# ЗАДАНИЕ A
Верните из текста о судебном процессе фрагмент, начиная со слов «Рассказывая о дымном» и далее вплоть до слов «взял порох себе.».
# ЗАДАНИЕ B
Кем, согласно тексту о судебном процессе, работает Бояршинов?
# ЗАДАНИЕ C
Продолжите текст о допросе подсудимого и свидетелей по делу «Сети», начав сразу после последней приведенной в нем фразы.

# ИСХОДНЫЙ ТЕКСТ
* * *

Для тренировок обвиняемый купил массогабаритный макет автомата Калашникова. На одной из таких тренировок он познакомился с Александрой Аксеновой — активисткой и женой Виктора Филинкова. Участвовал в тренировках и уже осужденный Игорь Шишкин (он заключил досудебное соглашение и активно сотрудничал со следствием).
Летом 2016 года Бояршинов присутствовал на встрече «с ребятами из Пензы, которые тоже интересовались вопросами самообороны». Специально для этой встречи они выбрали себе псевдонимы, поскольку были плохо знакомы.
— Ребята из Пензы показали документ, который они называли «Свод», есть у них некий проект «Сеть», [созданный для того, чтобы] наладить взаимодействие различных групп и чтобы заниматься самообороной, — говорил подсудимый.
Бояршинов рассказал о нескольких встречах, на которых присутствовали не только активисты из Петербурга и пензенцы, но и москвичи. По его словам, они говорили о теории и практике самообороны и тренировались с макетами оружия. Никаких «действий террористической направленности» они никогда не обсуждали, подчеркивал он.
Рассказывая о дымном порохе, из-за обнаружения которого ему предъявлены обвинения в незаконном обороте взрывчатки, Бояршинов отметил, что он работает промышленным альпинистом и в октябре 2016 года нашел на крыше коробку, в которой среди других вещей был и порох. Он заинтересовался находкой и взял порох себе.
— В документе, который назывался «Свод Сети», внимательно с ним ознакомившись, я обнаружил, что целью создания «Сети» было создание боевых организаций и насильственное свержение власти. Тогда я не обратил на это внимания. Я хочу добавить, что я не разделял и не разделяю идеологию терроризма, сожалею, что я попал в такое сообщество, — говорил Бояршинов суду.
После подсудимого Бояршинова суд допросил трех свидетелей-программистов — коллег Виктора Филинкова. Так, Егор Кириллов вспоминал, как после пропажи Виктора переписывался с его женой — она состояла в одном телеграм-чате с мужем и его сослуживцами.
— Трудолюбивый, много задерживался на работе, как и все наши коллеги в тот период, мы сидели допоздна, в общении веселый, дружелюбный, любит над собой посмеяться, поддержать веселый разговор, — охарактеризовал свидетель Филинкова.
Степан Прокофьев, который был соседом обвиняемого по съемной квартире в последний месяц перед его арестом, рассказывал, что в квартире хранился сейф с легально зарегистрированным оружием, которое принадлежало жене Филинкова. По словам последнего, у Прокофьева были основания оговорить его — давление сотрудников ФСБ во время обыска в их квартире.
Прокофьев вспоминал, что Филинков на новогодних праздниках был у жены в Киеве, а накануне ареста снова собирался к ней лететь и волновался — сказал, что жена попала в аварию. По утверждению свидетеля, в разговоре его сосед предрекал, что «рашка развалится».
— Что значит «рашка развалится»? — уточнила прокурор.
— Меня не особо политика интересует, я такие разговоры...

* * *

# МАТЕРИАЛ
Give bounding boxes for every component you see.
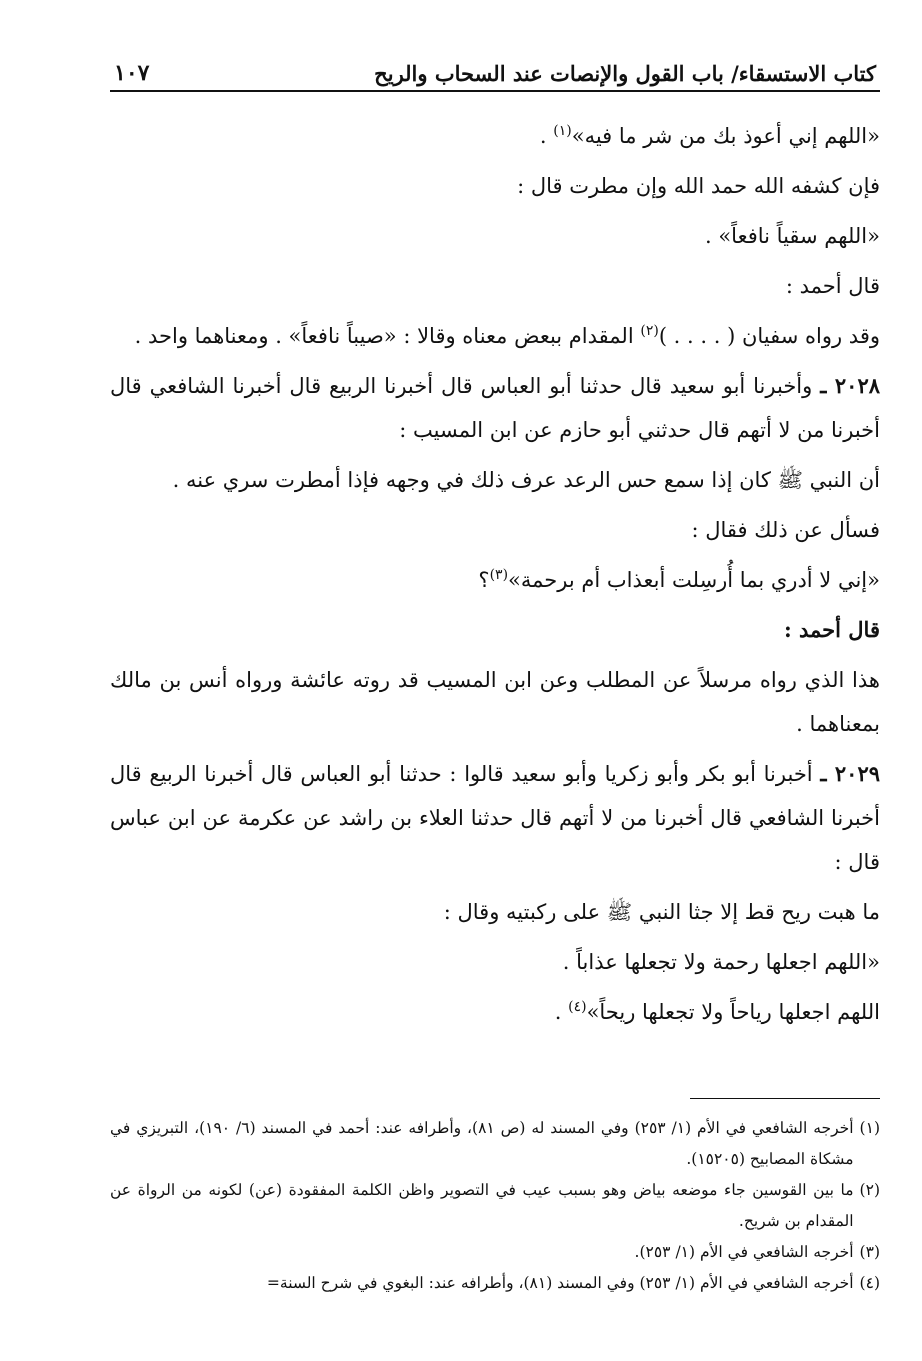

* * *

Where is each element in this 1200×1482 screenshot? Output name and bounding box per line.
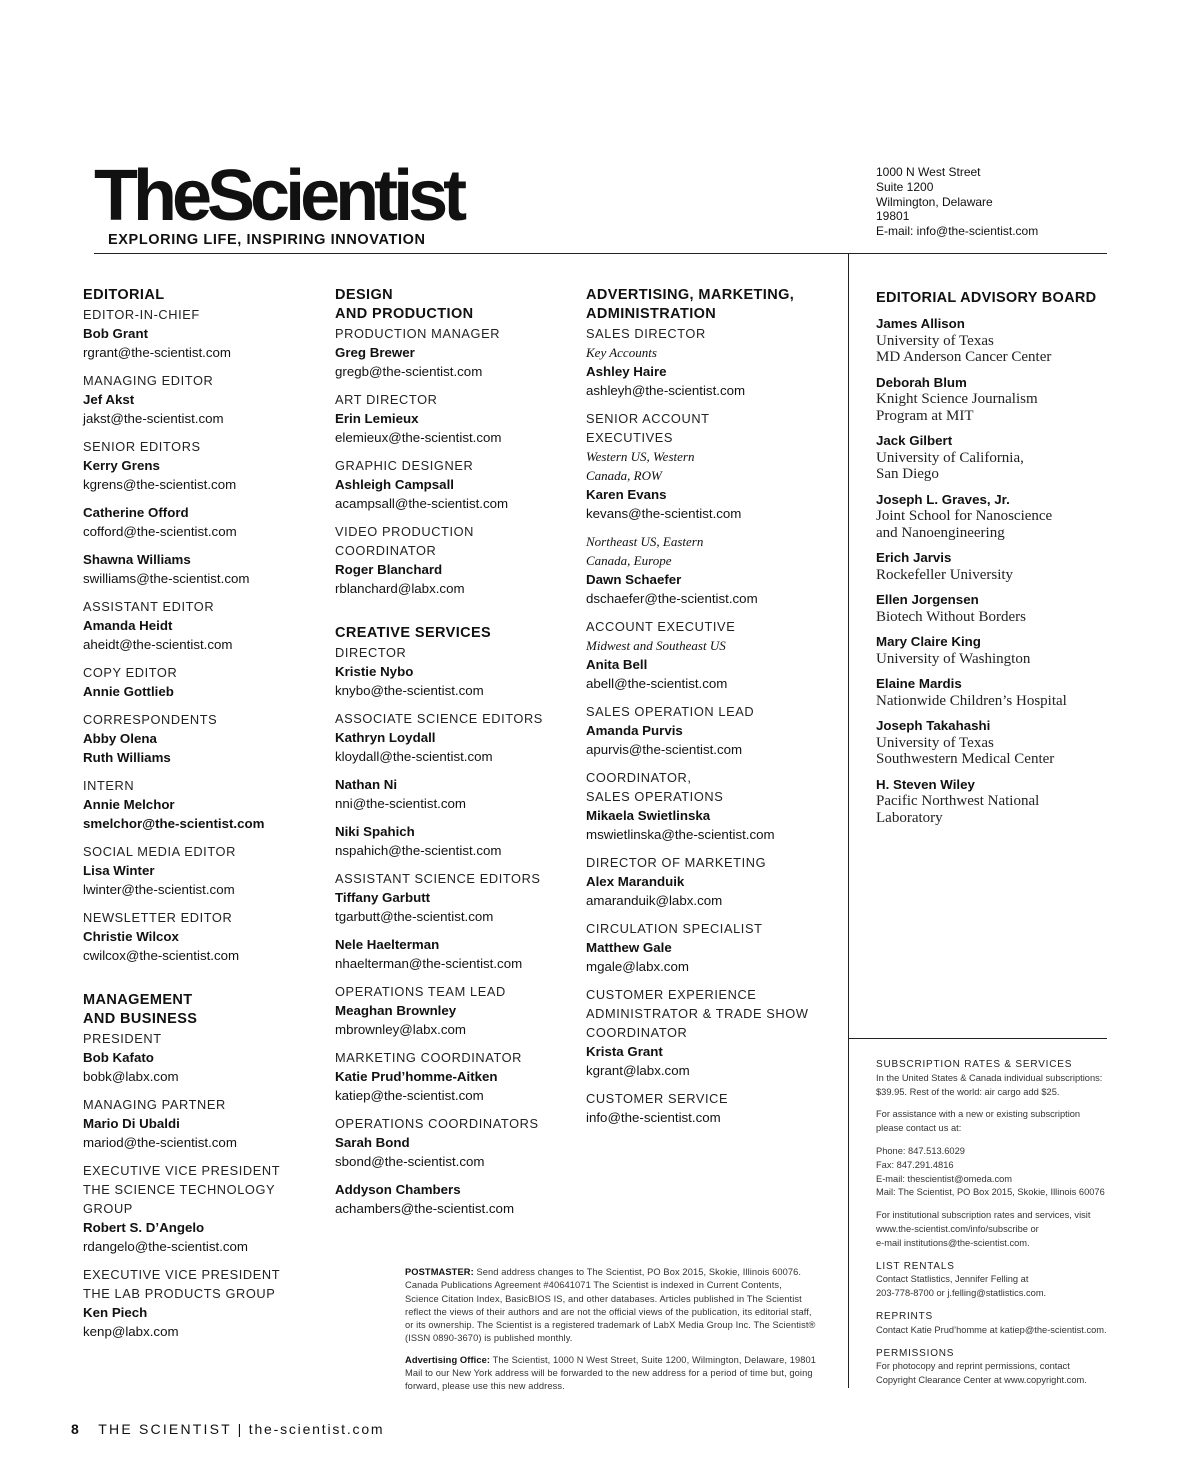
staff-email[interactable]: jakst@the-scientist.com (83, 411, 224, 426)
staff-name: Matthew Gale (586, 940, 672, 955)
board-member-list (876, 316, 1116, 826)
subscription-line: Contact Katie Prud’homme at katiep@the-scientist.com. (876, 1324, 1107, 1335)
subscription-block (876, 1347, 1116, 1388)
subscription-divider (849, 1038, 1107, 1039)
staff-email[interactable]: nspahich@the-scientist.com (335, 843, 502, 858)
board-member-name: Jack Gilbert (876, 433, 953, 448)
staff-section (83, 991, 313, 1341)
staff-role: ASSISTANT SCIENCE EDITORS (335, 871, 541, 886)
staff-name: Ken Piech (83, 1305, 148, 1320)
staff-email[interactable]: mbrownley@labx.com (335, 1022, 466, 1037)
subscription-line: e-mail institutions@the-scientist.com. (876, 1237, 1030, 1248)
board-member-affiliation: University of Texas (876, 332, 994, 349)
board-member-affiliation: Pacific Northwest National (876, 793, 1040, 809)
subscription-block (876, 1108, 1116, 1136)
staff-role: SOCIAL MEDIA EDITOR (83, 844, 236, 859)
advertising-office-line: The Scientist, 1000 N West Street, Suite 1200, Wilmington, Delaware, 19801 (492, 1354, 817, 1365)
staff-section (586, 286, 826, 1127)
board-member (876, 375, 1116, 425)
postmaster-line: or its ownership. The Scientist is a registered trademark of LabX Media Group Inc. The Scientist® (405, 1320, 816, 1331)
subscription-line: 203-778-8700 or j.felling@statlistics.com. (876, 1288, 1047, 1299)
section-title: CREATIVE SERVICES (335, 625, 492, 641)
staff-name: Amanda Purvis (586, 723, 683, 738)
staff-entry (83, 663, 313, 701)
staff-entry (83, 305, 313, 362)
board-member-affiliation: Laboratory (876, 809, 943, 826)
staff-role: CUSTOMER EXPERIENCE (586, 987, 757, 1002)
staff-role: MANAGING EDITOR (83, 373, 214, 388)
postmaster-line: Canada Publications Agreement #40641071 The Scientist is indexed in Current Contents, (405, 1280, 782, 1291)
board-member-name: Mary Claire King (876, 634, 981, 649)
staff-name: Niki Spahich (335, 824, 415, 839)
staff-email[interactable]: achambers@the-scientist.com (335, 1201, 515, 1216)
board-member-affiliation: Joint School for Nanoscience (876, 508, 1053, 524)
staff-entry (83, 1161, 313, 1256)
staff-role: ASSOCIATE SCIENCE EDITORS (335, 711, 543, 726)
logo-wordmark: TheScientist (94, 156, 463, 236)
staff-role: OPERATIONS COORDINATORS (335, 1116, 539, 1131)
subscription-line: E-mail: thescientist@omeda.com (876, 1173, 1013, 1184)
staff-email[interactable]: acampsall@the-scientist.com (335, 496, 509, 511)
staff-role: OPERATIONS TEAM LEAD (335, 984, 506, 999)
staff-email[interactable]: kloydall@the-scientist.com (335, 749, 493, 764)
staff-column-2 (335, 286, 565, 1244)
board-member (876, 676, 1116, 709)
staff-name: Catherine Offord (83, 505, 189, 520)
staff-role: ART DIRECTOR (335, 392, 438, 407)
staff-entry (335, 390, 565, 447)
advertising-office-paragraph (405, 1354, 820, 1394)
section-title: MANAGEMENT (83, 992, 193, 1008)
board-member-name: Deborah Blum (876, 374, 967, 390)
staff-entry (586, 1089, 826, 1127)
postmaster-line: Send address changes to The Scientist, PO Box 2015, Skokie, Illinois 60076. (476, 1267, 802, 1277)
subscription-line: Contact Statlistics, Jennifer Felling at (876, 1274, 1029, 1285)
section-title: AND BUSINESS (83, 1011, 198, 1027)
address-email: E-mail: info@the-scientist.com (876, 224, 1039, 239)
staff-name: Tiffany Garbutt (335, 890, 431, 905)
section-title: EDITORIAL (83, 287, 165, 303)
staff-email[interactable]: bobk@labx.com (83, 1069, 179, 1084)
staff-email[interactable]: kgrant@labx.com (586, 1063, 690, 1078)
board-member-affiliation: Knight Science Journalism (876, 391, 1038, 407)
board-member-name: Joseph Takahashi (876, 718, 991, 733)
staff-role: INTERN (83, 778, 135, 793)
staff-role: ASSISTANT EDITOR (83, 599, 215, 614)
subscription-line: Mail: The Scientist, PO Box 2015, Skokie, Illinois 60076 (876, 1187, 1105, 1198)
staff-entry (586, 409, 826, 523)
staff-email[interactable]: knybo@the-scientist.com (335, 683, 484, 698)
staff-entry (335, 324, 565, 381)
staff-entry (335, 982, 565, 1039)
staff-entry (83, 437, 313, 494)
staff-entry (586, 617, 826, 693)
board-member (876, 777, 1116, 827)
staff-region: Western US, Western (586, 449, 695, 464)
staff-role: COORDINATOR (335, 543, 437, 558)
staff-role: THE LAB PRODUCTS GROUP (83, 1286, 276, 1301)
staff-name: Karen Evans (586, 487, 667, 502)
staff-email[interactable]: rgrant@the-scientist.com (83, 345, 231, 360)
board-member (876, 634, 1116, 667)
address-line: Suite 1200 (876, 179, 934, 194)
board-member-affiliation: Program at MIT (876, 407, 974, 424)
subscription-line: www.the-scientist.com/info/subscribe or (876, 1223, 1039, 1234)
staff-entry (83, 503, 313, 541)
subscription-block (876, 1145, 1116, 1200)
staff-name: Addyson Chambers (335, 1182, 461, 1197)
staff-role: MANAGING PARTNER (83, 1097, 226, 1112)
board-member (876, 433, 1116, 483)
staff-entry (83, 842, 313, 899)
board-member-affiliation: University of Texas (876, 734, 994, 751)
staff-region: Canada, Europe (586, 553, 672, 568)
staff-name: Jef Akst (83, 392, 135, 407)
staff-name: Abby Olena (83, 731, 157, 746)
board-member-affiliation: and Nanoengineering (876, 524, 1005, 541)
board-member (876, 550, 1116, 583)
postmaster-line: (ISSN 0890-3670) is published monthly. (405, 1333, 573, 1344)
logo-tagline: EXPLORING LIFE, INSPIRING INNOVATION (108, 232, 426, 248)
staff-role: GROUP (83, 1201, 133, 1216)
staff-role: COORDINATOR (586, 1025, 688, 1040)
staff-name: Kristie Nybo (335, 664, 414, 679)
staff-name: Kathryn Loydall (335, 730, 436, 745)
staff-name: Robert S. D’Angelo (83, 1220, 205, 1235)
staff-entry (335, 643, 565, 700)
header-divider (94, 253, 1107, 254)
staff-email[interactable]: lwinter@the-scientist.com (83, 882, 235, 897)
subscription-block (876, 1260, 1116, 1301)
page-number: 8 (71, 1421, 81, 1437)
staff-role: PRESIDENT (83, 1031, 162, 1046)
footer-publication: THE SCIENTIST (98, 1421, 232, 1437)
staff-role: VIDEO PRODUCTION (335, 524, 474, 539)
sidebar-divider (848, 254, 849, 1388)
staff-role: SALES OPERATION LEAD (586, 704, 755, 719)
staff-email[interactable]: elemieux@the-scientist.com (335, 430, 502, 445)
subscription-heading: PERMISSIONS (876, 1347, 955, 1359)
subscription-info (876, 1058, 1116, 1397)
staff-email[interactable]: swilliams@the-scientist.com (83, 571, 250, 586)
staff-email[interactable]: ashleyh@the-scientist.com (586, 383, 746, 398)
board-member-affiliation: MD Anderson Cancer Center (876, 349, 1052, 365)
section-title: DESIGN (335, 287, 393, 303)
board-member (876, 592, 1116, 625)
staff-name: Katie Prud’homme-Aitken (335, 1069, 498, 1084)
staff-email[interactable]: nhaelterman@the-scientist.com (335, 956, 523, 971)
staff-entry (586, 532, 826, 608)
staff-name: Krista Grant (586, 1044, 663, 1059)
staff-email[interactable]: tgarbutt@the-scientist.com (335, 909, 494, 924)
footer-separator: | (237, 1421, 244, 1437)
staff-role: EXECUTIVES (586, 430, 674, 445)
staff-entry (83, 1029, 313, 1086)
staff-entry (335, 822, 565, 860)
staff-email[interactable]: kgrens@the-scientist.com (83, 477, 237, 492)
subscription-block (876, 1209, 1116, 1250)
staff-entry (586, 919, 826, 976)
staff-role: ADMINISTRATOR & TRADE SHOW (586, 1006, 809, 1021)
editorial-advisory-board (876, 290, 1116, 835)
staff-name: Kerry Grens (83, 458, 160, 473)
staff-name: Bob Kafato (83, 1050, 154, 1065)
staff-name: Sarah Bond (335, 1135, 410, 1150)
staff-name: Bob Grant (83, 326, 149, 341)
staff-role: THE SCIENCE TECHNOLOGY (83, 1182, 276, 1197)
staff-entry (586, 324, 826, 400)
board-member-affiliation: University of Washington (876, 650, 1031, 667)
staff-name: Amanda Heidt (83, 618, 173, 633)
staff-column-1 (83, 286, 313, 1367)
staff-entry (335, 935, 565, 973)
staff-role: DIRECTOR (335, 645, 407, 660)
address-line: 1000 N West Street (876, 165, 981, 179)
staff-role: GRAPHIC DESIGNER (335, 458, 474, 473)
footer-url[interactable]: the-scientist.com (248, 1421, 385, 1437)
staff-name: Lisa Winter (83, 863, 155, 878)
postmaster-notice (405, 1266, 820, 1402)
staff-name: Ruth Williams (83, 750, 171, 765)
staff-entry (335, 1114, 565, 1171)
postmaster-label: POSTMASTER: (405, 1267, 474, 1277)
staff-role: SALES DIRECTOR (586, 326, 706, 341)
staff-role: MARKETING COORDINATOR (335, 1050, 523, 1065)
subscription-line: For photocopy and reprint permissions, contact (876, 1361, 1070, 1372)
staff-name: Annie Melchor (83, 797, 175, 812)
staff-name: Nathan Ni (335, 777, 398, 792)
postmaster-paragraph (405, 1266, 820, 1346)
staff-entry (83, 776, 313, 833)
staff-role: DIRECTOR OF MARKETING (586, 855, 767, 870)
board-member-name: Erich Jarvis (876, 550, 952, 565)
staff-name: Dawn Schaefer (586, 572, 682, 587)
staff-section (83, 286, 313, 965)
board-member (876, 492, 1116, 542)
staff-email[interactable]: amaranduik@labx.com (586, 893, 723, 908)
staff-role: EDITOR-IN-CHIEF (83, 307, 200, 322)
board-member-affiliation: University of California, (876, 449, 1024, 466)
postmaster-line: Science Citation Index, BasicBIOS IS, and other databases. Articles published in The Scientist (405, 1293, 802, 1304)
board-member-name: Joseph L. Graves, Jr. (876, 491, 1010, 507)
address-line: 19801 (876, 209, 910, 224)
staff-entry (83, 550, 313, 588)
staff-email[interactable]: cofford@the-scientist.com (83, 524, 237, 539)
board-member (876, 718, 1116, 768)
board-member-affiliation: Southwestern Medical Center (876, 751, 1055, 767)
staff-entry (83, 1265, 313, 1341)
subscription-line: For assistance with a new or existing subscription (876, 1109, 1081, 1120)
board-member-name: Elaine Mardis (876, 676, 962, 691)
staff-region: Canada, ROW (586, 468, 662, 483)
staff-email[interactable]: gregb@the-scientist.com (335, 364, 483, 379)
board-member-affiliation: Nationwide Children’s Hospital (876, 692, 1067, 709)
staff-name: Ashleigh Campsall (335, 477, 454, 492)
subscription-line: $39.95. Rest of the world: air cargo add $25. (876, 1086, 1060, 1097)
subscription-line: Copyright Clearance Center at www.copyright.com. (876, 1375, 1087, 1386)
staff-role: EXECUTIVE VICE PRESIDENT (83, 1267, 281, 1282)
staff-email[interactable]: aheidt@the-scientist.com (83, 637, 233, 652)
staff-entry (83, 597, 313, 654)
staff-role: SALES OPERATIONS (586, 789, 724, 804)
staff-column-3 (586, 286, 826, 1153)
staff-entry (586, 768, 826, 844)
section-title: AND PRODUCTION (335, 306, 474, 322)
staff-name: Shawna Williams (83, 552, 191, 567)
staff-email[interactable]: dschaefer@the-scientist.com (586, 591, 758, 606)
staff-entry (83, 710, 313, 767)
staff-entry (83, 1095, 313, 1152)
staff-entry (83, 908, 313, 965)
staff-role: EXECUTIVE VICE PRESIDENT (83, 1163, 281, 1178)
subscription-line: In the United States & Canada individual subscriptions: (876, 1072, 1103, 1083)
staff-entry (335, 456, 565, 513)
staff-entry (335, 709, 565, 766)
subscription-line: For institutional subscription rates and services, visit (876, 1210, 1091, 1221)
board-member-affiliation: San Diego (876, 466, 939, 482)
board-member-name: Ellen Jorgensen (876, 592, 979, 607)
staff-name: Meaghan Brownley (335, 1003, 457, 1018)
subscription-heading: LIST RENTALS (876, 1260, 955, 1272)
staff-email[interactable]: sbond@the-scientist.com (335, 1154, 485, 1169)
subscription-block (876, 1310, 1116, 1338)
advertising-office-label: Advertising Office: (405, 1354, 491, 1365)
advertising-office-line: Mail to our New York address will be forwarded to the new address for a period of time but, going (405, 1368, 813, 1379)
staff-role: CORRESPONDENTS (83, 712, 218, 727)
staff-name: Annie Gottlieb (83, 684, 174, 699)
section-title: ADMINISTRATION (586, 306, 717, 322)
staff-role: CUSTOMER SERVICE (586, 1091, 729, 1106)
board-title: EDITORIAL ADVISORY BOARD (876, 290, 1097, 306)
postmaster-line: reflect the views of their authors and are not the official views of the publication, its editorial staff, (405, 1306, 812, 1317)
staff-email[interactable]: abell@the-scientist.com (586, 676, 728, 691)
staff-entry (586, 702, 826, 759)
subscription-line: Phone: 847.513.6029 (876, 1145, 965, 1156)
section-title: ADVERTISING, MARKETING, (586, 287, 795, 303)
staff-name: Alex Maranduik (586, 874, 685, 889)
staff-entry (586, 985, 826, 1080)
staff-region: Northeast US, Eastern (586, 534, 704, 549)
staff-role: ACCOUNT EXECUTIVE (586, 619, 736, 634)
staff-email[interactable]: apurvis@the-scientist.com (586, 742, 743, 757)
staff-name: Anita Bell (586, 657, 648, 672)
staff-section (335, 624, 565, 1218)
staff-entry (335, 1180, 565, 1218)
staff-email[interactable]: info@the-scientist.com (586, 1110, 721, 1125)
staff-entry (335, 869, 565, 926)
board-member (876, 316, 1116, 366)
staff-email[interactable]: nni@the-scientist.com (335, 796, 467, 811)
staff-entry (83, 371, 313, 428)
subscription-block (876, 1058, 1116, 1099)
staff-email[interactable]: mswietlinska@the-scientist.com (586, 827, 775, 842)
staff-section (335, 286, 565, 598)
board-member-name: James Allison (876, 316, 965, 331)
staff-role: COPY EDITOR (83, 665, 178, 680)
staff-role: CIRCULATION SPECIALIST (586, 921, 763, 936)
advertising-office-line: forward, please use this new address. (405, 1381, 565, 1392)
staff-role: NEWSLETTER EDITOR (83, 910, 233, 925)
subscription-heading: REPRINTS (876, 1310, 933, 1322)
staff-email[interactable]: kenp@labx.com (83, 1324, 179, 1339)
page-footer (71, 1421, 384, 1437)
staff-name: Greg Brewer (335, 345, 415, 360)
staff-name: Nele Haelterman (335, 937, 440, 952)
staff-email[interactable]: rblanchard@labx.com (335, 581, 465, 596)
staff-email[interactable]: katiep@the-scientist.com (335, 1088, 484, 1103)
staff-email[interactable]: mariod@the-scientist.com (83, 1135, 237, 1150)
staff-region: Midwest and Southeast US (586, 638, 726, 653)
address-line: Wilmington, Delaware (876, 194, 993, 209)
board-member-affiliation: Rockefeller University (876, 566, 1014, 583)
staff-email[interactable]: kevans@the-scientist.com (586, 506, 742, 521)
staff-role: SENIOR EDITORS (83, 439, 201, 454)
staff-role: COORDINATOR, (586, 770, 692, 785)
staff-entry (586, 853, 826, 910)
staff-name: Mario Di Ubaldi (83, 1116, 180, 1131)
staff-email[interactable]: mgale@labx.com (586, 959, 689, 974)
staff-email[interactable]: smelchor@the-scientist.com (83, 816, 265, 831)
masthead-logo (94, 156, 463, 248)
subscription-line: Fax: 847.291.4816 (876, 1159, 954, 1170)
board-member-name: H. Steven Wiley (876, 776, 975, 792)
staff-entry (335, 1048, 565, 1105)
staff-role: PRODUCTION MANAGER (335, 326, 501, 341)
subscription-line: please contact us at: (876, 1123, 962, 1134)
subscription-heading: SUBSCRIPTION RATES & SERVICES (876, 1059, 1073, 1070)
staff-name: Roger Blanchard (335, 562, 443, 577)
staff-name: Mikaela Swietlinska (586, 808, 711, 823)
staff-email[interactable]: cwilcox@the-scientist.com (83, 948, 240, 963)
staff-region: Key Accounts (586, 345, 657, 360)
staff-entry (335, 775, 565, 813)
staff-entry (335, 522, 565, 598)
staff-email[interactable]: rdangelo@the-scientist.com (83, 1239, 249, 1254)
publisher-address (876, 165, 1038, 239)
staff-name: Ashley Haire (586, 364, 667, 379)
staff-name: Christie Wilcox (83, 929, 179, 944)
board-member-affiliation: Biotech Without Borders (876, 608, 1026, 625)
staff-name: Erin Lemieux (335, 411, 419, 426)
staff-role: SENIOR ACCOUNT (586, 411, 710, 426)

* * *

# ОТВЕТ A
Рассказывая о дымном порохе, из-за обнаружения которого ему предъявлены обвинения в незаконном обороте взрывчатки, Бояршинов отметил, что он работает промышленным альпинистом и в октябре 2016 года нашел на крыше коробку, в которой среди других вещей был и порох. Он заинтересовался находкой и взял порох себе.

# ОТВЕТ B
Промышленным альпинистом.

# ОТВЕТ C
— А «рашкой» он что называл?
— Россию.
— После каких событий развалится?
— Дату он не называл.
Как рассказал свидетель, что во время обыска в их квартире Филинков, которого привели сотрудники ФСБ, «был грустным, смотрел в пол, в стены, с полным ощущением безысходности».
Диана Фомина, бывшая начальница Филинкова, сожалела, что команда потеряла его из-за ареста: «Очень хороший профессионал, в первый день вник, что происходит, за несколько часов закрыл пару задач, это очень быстро, очень хороший специалист».
Сам Виктор Филинков решил сразу начать давать показания — подсудимый объяснил, откуда в квартире появился сейф с оружием: он подарил своей жене Александре Аксеновой гладкоствольное ружье «Вепрь-12 Молот». Оформлять документы на ружье ездили в Подмосковье, по месту регистрации супруги.
Наконец, суд выслушал Наталью Филинкову — маму Виктора. Отец его уже умер. Мать рассказала, что сын всегда увлекался компьютерами, с отличием окончил школу в Казахстане, после чего поступил в вуз в Омске, но учебу не завершил и через некоторое время переехал в Петербург, где нашел работу.
— Был одним из лучших учеников города, много грамот имеет, поднял школу до такого уровня... — плакала в суде мать. — Он очень хорошо себя зарекомендовал, никогда не было такого, что он властью недоволен.
Перед началом сегодняшнего заседания посетители суда опознают в одном из занимающих места в зале «студентов-юристов» участника скандального пикета перед петербургским штабом Навального. Кто-то рисует на листке A4 плакат «Наши дети в опасности» — с таким же «студент» попал в кадр на фотосъемке мартовской акции, участники которой, называвшие себя «возмущенной молодежью», обвиняли оппозиционеров в педофилии.
О процессе Филинкова и Бояршинова «студент» говорит, что пока «не сформировал мнение о деле — может, на ребят просто навесили все, а может, правда есть за что».
Слушатели и журналисты заходят в зал. Судья Роман Муранов открывает заседание. Сегодня не будет второго адвоката Юлиана Бояршинова Алексея Царева — он занят на другом заседании.
Прокурор Екатерина Качурина говорит, что планировала допросить свидетелей, но они не пришли, явились только свидетели защиты.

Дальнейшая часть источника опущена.